> **WHAT YOU HAVE TO DO**
Find each line containing the word "ylabel" and report how many there are. Add nothing else.

[Dataset records]
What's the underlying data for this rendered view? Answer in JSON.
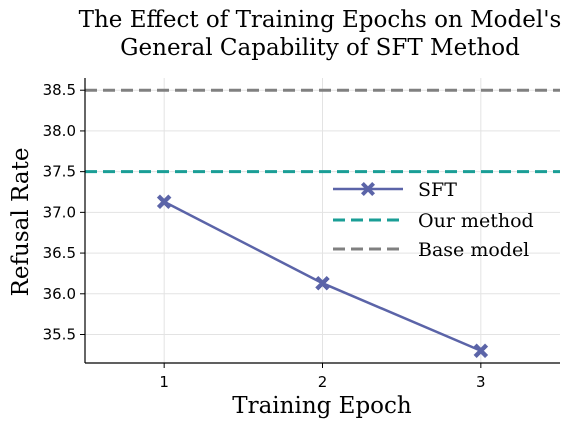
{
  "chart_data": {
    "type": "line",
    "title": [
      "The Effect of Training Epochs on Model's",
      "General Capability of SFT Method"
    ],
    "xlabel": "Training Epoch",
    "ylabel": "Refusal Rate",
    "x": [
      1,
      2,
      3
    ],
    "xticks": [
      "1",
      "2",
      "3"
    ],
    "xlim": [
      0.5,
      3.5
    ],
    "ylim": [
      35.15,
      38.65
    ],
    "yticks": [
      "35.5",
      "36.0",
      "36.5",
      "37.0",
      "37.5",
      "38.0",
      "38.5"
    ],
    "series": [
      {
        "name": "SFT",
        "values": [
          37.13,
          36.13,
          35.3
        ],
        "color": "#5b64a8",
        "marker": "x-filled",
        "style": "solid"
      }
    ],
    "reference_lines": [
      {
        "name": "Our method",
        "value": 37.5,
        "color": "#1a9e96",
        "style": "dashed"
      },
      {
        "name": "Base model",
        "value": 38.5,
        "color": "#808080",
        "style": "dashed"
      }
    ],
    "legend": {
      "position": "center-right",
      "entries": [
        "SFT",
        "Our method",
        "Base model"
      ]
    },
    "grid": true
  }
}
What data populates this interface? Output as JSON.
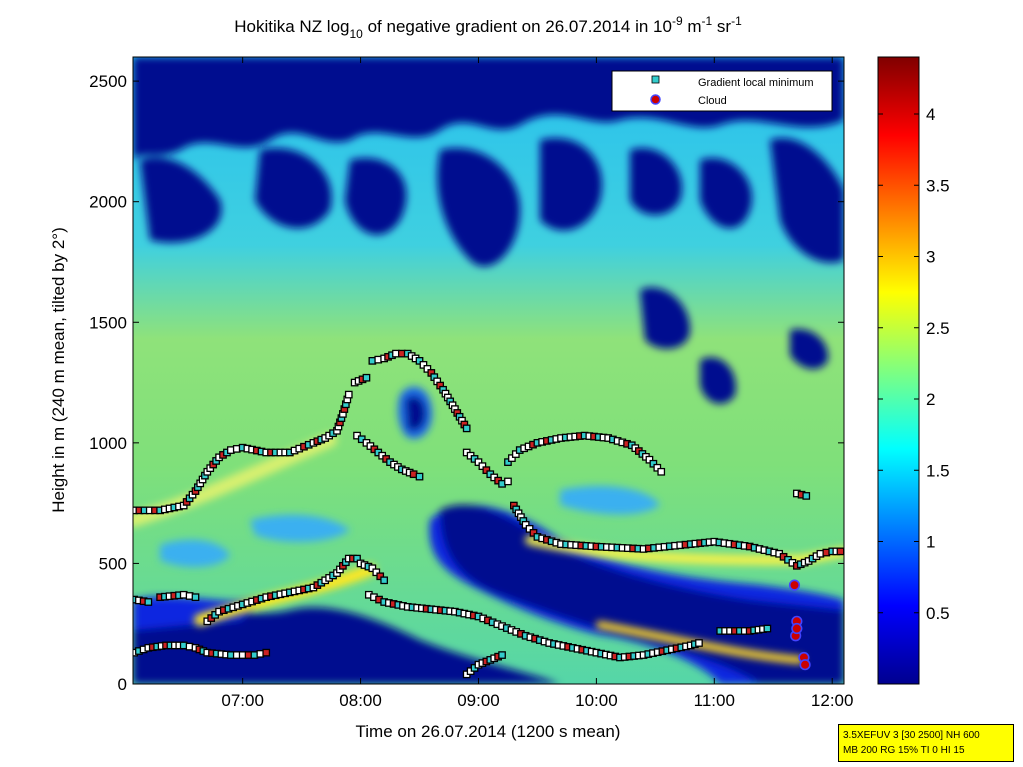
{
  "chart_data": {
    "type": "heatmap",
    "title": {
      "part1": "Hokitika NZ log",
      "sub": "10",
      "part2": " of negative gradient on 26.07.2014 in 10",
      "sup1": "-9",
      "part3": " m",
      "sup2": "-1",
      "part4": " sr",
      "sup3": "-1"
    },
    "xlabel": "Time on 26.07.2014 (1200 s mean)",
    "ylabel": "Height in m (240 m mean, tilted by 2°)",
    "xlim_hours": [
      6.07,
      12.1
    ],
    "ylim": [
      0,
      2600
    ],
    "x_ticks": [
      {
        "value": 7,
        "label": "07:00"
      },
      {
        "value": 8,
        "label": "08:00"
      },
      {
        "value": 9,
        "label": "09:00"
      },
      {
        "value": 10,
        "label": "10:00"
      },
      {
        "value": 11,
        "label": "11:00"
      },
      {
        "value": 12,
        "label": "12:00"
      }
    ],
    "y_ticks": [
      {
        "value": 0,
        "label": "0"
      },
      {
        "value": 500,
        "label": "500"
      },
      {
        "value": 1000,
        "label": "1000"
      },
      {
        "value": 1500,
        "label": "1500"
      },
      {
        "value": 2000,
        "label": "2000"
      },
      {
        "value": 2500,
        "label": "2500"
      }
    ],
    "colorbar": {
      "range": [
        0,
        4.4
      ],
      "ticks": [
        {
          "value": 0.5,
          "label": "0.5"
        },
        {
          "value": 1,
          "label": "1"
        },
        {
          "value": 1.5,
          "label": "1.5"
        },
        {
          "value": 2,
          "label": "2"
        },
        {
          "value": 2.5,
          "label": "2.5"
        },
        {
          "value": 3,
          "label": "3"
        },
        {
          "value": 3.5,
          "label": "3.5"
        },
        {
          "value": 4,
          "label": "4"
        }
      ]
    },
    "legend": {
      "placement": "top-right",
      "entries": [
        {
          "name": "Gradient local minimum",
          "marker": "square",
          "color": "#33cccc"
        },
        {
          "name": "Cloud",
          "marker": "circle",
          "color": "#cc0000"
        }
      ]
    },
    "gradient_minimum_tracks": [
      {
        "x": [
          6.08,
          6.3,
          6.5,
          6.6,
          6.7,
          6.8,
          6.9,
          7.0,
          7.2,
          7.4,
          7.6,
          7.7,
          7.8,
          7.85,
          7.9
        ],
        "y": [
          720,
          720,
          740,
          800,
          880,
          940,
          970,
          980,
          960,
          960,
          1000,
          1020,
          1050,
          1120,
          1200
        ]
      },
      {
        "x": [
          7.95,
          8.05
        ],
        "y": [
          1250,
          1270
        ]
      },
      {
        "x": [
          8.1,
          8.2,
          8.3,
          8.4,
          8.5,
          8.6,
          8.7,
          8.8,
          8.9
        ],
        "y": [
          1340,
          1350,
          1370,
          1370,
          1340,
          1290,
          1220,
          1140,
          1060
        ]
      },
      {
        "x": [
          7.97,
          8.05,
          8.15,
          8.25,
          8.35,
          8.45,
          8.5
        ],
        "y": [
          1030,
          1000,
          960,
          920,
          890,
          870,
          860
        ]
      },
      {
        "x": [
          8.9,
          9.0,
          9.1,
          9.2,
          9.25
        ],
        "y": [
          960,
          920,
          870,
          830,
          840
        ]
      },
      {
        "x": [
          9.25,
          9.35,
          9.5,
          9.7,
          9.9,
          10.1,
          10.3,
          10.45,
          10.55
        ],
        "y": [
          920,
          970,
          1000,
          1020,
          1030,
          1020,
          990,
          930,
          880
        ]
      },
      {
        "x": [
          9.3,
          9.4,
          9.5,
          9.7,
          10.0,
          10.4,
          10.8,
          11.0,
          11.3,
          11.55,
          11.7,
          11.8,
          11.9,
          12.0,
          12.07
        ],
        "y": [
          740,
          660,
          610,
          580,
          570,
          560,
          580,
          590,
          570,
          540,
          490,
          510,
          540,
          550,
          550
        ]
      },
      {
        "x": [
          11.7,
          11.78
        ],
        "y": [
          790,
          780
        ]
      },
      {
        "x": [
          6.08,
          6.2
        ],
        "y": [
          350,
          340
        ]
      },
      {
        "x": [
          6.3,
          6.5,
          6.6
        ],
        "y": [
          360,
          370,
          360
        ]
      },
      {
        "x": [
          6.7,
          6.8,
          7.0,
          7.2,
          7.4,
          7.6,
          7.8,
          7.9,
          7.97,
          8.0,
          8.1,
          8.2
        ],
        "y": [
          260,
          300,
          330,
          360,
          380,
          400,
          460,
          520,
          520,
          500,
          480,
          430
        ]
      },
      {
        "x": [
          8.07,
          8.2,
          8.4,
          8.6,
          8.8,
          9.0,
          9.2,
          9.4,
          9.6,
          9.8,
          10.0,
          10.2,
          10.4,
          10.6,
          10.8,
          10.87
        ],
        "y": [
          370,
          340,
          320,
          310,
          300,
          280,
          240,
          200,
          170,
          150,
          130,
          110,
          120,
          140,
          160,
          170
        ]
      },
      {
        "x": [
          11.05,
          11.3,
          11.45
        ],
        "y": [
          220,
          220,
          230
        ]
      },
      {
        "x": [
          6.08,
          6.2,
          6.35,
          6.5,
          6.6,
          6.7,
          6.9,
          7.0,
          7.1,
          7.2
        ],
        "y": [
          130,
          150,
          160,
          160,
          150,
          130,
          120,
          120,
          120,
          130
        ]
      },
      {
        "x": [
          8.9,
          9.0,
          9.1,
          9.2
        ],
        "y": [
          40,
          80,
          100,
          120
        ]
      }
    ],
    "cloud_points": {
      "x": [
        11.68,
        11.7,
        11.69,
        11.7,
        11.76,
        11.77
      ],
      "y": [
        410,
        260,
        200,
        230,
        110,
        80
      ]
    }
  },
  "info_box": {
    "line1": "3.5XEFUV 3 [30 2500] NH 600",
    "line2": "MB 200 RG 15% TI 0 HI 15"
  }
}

...

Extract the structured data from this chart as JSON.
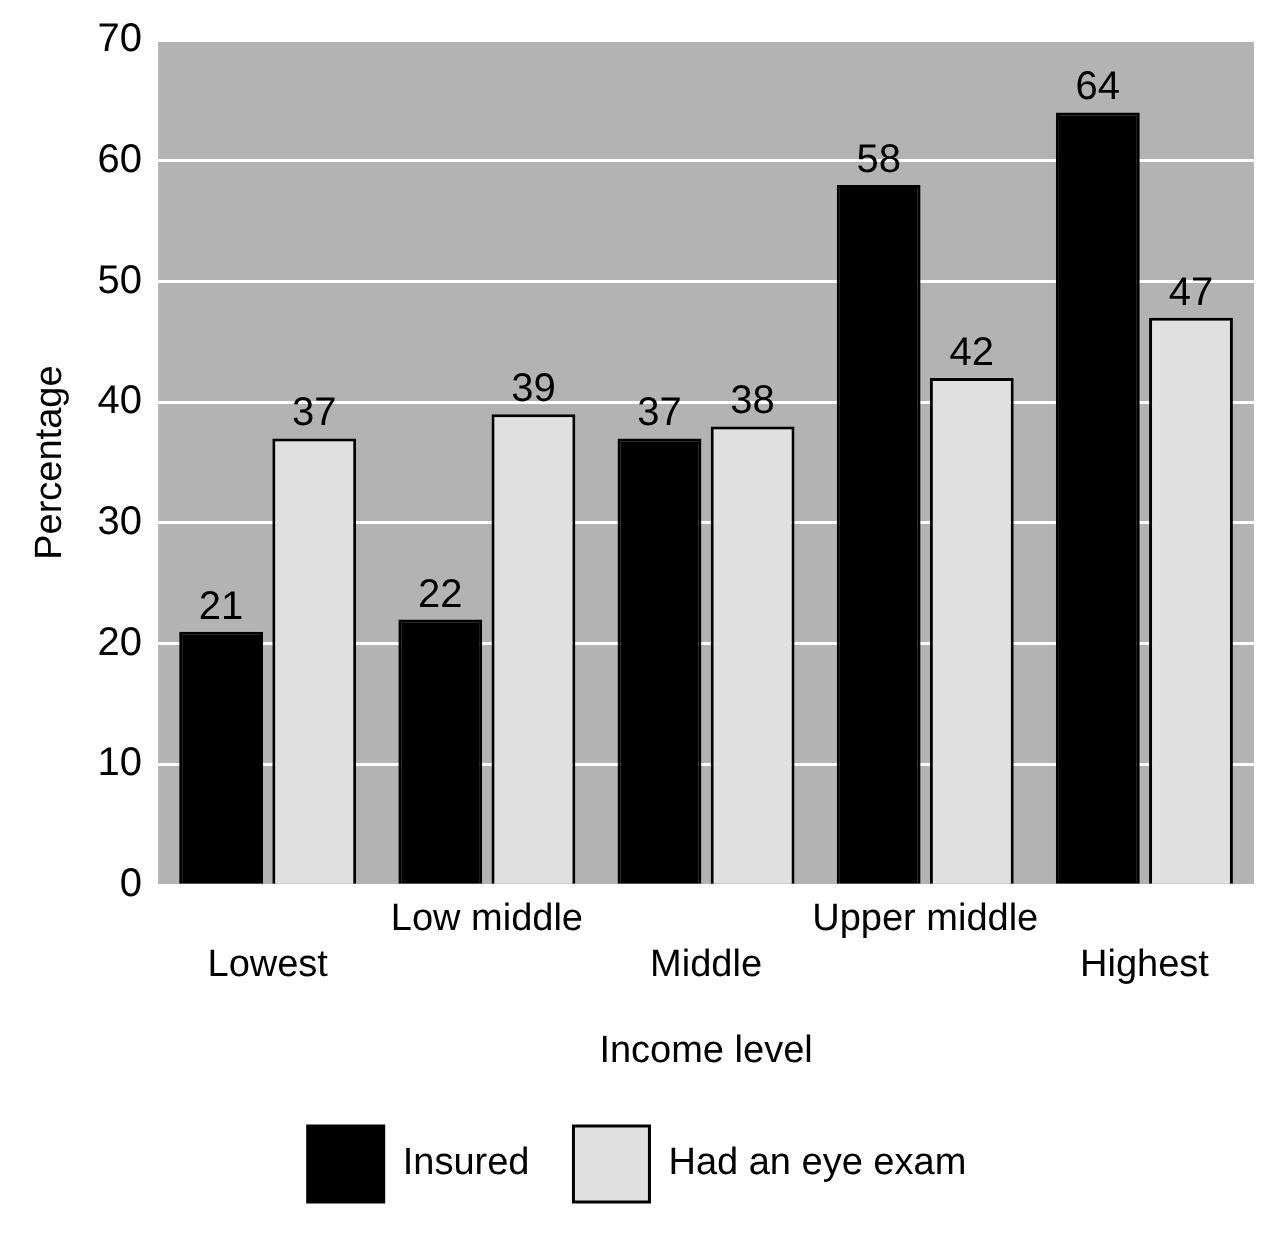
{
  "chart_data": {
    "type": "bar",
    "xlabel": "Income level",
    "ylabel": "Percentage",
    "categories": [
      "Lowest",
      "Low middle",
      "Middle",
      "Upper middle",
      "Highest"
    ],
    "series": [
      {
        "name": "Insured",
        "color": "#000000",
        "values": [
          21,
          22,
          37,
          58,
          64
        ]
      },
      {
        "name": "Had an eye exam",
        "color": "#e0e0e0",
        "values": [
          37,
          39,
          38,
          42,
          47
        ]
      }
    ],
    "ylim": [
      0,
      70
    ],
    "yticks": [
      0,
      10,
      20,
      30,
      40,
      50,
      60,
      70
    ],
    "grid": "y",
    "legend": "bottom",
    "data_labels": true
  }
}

==

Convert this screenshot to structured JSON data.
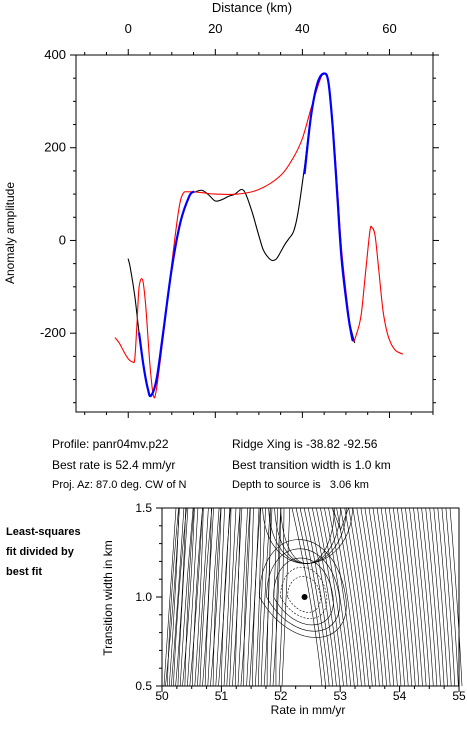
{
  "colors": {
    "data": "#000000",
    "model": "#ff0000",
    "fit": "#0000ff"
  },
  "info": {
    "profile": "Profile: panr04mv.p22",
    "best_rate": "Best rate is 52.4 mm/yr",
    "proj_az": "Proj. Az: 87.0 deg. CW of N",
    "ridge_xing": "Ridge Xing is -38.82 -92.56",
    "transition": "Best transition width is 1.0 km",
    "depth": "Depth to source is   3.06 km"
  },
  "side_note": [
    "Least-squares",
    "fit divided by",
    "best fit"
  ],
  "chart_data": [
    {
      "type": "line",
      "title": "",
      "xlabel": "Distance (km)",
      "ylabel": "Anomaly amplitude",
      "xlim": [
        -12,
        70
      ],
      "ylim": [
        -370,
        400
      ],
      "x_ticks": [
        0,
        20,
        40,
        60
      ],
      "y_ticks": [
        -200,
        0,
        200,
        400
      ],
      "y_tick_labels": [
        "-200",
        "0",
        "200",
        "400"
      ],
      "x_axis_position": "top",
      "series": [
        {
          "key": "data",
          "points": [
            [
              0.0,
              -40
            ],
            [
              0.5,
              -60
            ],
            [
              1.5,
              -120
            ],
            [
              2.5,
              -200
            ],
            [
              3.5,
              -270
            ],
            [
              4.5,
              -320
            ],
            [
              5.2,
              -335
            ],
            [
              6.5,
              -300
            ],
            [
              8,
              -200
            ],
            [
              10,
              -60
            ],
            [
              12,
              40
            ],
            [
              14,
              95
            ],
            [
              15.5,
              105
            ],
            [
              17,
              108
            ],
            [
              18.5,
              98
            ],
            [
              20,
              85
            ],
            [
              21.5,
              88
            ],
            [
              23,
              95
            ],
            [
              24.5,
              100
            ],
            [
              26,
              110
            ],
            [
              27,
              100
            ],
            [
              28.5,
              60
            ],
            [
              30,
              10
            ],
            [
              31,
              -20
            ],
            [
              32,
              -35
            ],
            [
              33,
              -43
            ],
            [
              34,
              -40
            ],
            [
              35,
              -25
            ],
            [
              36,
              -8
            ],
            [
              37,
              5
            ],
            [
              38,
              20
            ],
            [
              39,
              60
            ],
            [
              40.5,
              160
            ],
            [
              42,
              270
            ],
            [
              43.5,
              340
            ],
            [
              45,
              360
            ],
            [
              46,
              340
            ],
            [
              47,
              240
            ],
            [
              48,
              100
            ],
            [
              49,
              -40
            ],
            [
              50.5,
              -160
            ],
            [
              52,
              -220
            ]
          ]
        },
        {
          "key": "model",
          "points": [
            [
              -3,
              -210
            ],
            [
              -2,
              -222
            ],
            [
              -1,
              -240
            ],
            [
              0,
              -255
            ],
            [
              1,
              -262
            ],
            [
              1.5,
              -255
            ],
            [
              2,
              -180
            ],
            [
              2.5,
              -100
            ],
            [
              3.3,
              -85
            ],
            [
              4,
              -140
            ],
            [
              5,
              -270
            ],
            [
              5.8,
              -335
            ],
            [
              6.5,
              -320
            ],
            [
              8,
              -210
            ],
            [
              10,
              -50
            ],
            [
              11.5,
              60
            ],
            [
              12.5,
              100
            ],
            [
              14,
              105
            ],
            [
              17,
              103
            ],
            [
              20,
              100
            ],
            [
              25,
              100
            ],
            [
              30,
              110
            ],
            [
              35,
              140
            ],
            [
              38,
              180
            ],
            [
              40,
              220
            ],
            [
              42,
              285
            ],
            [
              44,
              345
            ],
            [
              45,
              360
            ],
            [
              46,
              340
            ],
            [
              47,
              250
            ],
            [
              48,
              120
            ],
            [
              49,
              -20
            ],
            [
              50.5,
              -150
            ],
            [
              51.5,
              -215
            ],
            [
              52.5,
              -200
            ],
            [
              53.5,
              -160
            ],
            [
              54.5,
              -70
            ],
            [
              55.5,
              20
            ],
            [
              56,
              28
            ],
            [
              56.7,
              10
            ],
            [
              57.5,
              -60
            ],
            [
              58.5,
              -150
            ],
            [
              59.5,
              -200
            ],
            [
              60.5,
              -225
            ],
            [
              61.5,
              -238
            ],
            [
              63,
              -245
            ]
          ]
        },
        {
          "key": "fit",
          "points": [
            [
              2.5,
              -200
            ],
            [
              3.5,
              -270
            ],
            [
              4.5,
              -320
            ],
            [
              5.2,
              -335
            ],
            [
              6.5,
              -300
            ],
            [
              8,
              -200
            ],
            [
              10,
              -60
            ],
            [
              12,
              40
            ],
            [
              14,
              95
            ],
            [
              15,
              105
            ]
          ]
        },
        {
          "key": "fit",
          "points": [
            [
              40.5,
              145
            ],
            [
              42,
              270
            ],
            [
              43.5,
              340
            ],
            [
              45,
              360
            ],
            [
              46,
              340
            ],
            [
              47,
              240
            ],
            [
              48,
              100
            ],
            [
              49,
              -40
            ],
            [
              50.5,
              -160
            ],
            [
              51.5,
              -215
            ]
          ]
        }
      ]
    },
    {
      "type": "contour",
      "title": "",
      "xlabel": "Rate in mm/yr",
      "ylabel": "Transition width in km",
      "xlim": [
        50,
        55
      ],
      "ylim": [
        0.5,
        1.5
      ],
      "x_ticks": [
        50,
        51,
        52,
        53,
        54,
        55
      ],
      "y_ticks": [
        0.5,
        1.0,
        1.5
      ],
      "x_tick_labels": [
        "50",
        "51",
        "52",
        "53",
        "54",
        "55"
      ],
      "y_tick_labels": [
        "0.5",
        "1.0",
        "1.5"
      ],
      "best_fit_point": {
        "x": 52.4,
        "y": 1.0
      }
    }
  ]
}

> **RESULT OF THE TASK**
5